▶ _Work to do_: The records that follow need to be output exactly as they are.

▶ _Provided material_:
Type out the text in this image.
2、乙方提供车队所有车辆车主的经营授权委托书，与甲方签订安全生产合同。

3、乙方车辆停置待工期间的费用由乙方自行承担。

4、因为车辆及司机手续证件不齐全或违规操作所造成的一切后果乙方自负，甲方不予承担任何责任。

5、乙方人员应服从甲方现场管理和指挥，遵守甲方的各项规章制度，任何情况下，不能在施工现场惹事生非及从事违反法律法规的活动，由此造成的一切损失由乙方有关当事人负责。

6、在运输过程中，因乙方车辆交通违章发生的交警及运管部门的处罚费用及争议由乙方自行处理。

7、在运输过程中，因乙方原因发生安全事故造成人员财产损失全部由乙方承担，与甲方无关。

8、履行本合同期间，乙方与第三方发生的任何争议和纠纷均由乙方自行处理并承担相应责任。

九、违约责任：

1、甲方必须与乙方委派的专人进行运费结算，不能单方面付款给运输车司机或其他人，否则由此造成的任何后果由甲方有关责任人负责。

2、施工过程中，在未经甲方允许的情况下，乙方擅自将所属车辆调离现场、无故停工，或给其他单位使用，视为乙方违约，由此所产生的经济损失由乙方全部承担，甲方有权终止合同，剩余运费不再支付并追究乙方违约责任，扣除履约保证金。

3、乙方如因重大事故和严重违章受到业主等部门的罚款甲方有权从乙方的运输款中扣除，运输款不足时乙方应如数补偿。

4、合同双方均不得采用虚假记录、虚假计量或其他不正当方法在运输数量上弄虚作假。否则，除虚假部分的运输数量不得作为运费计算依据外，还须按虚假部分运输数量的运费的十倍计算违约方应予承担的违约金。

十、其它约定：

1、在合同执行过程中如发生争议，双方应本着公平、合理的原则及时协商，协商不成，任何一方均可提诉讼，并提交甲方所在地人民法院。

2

▶ _Answer_:
Type out the text in this image.
2、乙方提供车队所有车辆车主的经营授权委托书，与甲方签订安全生产合同。

3、乙方车辆停置待工期间的费用由乙方自行承担。

4、因为车辆及司机手续证件不齐全或违规操作所造成的一切后果乙方自负，甲方不予承担任何责任。

5、乙方人员应服从甲方现场管理和指挥，遵守甲方的各项规章制度，任何情况下，不能在施工现场惹事生非及从事违反法律法规的活动，由此造成的一切损失由乙方有关当事人负责。

6、在运输过程中，因乙方车辆交通违章发生的交警及运管部门的处罚费用及争议由乙方自行处理。

7、在运输过程中，因乙方原因发生安全事故造成人员财产损失全部由乙方承担，与甲方无关。

8、履行本合同期间，乙方与第三方发生的任何争议和纠纷均由乙方自行处理并承担相应责任。

九、违约责任：

1、甲方必须与乙方委派的专人进行运费结算，不能单方面付款给运输车司机或其他人，否则由此造成的任何后果由甲方有关责任人负责。

2、施工过程中，在未经甲方允许的情况下，乙方擅自将所属车辆调离现场、无故停工，或给其他单位使用，视为乙方违约，由此所产生的经济损失由乙方全部承担，甲方有权终止合同，剩余运费不再支付并追究乙方违约责任，扣除履约保证金。

3、乙方如因重大事故和严重违章受到业主等部门的罚款甲方有权从乙方的运输款中扣除，运输款不足时乙方应如数补偿。

4、合同双方均不得采用虚假记录、虚假计量或其他不正当方法在运输数量上弄虚作假。否则，除虚假部分的运输数量不得作为运费计算依据外，还须按虚假部分运输数量的运费的十倍计算违约方应予承担的违约金。

十、其它约定：

1、在合同执行过程中如发生争议，双方应本着公平、合理的原则及时协商，协商不成，任何一方均可提诉讼，并提交甲方所在地人民法院。

2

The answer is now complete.